Exercise
Go through the entries and say how many lines contain the string "color". The number is the whole answer.

Records to use

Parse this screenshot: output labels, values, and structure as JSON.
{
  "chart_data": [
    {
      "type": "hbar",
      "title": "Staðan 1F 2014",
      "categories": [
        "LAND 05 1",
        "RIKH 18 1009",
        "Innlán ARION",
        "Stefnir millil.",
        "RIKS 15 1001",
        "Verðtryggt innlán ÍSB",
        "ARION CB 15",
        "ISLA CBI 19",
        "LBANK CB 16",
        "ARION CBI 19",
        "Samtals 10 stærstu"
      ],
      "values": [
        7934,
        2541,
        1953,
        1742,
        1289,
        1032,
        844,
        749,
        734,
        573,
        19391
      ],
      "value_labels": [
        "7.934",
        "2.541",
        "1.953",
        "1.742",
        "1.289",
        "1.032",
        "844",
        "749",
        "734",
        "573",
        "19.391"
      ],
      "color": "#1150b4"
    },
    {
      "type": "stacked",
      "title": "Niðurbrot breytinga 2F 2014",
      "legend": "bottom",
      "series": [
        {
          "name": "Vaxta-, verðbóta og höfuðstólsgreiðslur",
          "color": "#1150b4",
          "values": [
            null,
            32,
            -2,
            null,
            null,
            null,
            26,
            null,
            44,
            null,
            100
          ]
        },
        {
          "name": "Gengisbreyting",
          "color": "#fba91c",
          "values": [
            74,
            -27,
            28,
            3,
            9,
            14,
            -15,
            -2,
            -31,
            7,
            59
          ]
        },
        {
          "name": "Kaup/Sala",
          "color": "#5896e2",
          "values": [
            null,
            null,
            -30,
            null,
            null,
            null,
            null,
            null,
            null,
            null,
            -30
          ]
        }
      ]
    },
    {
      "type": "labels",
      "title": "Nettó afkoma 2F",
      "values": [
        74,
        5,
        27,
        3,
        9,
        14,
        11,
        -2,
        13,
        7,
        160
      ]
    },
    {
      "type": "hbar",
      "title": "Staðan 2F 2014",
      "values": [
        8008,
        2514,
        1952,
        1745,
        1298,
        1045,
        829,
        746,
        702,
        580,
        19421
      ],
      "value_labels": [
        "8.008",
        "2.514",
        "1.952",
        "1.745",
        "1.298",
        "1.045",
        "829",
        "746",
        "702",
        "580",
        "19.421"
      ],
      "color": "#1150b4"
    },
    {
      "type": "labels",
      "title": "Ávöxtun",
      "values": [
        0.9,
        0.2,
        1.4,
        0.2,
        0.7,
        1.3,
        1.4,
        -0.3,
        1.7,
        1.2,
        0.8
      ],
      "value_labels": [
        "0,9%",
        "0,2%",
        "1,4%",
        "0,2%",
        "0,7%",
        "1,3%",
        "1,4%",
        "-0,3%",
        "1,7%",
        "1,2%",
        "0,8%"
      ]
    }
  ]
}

Solution to the exercise
5